**Exercise brief**
Count each line in which the word "share" appears. Reply with the total and nothing more.

**Data for this task**
(begin)
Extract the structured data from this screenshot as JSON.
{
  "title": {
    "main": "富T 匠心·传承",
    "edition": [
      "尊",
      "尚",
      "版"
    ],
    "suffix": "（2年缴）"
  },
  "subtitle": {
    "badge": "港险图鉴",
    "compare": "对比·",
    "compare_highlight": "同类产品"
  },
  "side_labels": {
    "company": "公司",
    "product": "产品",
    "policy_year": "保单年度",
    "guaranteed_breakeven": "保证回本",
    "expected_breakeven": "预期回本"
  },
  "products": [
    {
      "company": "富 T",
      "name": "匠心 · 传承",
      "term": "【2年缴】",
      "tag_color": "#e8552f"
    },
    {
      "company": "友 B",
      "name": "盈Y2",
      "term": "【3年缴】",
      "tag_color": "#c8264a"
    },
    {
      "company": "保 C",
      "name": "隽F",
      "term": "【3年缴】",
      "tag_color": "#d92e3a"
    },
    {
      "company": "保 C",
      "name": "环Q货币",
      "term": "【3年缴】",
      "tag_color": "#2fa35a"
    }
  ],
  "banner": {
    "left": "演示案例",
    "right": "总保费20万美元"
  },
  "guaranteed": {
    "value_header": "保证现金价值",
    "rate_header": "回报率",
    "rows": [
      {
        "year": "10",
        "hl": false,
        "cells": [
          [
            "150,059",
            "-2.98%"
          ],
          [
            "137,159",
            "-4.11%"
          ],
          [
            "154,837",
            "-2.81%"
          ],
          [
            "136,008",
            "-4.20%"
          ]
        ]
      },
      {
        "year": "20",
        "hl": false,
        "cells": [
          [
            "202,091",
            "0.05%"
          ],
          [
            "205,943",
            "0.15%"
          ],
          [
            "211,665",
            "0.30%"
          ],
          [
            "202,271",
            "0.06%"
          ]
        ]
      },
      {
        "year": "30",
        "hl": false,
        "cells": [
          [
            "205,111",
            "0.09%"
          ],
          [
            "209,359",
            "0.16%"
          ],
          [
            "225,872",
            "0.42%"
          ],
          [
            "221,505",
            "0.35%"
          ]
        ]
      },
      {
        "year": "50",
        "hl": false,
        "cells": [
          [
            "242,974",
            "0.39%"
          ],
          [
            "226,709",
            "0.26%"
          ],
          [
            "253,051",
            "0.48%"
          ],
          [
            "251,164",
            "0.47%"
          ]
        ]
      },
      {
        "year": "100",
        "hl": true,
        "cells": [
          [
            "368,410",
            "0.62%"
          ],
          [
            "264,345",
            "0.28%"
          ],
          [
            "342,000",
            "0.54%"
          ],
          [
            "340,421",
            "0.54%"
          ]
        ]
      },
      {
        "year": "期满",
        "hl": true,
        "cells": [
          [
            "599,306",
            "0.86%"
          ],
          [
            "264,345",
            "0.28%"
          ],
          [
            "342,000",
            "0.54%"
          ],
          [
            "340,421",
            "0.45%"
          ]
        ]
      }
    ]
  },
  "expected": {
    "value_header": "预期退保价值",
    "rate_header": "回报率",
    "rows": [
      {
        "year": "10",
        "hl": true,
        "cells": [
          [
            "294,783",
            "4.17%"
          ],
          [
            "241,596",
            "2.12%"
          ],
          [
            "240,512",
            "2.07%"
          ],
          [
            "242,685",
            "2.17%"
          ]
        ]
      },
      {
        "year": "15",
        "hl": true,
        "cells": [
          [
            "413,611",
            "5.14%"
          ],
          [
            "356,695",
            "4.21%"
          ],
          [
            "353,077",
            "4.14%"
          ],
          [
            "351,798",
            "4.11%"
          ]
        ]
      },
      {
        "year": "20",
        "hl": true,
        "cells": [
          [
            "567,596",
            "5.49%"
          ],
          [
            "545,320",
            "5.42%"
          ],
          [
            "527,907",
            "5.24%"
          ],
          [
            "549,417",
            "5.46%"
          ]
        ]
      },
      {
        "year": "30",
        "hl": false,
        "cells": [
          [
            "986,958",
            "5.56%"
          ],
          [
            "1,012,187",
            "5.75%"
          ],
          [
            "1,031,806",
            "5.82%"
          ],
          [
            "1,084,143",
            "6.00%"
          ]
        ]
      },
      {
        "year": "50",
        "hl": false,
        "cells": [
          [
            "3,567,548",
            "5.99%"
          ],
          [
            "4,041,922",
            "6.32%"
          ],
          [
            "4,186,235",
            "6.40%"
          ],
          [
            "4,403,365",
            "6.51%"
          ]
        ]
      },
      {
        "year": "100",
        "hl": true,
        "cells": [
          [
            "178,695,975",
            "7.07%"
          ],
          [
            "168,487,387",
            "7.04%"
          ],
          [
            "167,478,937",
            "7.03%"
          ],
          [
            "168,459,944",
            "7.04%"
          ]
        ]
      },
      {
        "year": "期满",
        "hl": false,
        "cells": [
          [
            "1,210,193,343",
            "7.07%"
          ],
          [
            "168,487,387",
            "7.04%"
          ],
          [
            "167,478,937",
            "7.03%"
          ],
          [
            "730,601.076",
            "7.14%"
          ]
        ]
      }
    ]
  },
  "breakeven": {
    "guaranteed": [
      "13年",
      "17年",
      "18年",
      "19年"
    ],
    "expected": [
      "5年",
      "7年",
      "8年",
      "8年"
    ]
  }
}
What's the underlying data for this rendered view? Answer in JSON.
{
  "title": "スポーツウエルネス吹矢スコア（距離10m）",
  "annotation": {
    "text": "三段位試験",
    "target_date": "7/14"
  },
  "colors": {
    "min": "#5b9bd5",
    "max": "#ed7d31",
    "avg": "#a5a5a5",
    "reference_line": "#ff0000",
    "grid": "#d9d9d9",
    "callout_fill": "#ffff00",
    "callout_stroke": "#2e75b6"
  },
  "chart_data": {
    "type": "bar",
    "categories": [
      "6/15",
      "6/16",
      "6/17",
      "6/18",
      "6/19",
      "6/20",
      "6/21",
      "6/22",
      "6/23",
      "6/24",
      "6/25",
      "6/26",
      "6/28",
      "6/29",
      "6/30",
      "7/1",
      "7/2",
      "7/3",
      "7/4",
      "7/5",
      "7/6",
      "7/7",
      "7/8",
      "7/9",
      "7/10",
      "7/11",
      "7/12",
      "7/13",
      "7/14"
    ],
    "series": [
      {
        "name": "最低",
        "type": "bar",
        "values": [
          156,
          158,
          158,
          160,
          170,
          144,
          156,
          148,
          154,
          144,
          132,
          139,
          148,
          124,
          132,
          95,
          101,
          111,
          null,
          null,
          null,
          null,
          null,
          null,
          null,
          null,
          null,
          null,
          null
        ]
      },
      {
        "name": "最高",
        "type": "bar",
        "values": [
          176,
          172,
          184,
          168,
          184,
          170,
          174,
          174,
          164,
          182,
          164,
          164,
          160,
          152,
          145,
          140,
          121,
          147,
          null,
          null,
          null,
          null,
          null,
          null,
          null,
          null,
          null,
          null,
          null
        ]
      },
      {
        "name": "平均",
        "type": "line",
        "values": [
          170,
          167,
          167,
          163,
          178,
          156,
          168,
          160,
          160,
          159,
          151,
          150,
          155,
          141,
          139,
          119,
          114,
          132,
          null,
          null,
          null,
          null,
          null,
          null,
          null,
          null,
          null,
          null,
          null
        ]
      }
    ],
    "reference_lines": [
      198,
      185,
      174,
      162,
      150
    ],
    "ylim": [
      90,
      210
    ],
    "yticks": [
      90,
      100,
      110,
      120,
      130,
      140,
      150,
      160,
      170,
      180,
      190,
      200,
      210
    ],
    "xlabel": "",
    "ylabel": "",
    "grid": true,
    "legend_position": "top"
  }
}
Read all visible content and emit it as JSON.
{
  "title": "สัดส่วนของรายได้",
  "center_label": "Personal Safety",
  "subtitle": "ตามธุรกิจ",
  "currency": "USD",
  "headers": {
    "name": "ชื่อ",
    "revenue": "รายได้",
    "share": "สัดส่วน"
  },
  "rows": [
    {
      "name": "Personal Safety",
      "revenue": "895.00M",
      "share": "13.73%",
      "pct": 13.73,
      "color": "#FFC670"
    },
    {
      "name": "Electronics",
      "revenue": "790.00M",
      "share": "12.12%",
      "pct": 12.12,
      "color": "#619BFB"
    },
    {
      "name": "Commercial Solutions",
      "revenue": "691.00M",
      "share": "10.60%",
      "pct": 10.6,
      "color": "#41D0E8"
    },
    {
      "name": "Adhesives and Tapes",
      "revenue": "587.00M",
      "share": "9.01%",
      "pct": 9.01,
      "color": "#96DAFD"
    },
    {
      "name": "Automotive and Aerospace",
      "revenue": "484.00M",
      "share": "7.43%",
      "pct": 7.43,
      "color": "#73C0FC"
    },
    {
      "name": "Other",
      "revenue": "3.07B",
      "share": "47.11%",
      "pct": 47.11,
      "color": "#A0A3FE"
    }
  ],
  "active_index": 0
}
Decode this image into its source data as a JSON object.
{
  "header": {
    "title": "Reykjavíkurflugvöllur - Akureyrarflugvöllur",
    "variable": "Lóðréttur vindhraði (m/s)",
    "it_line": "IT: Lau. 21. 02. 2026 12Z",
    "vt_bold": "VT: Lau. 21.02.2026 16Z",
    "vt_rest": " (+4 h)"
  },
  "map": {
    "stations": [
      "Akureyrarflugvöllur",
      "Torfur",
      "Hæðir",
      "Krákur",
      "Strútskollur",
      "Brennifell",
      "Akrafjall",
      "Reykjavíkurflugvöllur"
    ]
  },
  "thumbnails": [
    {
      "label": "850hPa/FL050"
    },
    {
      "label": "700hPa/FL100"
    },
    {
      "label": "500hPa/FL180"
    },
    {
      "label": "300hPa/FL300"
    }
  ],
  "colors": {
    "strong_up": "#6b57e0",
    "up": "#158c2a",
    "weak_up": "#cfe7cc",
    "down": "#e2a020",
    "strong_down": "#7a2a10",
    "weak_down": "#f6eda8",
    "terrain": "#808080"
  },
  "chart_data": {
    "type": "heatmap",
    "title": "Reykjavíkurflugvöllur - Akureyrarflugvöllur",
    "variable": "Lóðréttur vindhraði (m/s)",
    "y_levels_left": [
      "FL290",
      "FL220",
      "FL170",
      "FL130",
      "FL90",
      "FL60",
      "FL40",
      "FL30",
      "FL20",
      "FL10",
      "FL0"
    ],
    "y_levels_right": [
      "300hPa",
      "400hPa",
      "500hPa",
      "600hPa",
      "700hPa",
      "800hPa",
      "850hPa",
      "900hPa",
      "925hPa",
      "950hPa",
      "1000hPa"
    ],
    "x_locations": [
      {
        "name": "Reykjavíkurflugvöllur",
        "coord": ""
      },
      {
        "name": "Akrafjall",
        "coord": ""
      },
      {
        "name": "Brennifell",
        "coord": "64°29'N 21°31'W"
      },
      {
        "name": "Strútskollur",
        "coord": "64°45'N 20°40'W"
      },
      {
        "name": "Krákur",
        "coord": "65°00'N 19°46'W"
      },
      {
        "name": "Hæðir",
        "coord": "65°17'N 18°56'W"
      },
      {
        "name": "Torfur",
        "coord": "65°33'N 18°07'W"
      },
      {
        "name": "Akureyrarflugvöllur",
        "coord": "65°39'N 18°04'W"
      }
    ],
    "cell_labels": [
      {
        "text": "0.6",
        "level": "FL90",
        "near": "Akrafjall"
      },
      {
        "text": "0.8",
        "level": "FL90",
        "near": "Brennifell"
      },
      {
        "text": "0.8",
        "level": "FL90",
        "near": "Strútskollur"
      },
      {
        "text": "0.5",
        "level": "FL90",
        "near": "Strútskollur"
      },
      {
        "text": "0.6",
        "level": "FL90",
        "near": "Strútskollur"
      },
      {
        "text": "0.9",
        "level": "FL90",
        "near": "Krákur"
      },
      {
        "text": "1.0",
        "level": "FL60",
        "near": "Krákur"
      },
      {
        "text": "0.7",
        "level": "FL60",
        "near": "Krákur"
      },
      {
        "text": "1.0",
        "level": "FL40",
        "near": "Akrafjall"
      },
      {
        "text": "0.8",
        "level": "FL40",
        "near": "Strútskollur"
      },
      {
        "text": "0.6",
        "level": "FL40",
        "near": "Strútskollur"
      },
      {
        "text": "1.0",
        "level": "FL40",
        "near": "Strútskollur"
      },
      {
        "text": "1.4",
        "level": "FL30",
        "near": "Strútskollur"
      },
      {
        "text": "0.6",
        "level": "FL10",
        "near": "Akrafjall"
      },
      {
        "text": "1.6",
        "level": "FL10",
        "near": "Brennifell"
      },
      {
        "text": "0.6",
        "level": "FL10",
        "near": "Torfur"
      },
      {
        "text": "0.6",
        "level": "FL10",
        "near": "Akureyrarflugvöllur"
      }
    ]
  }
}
(end)
**Task response**
7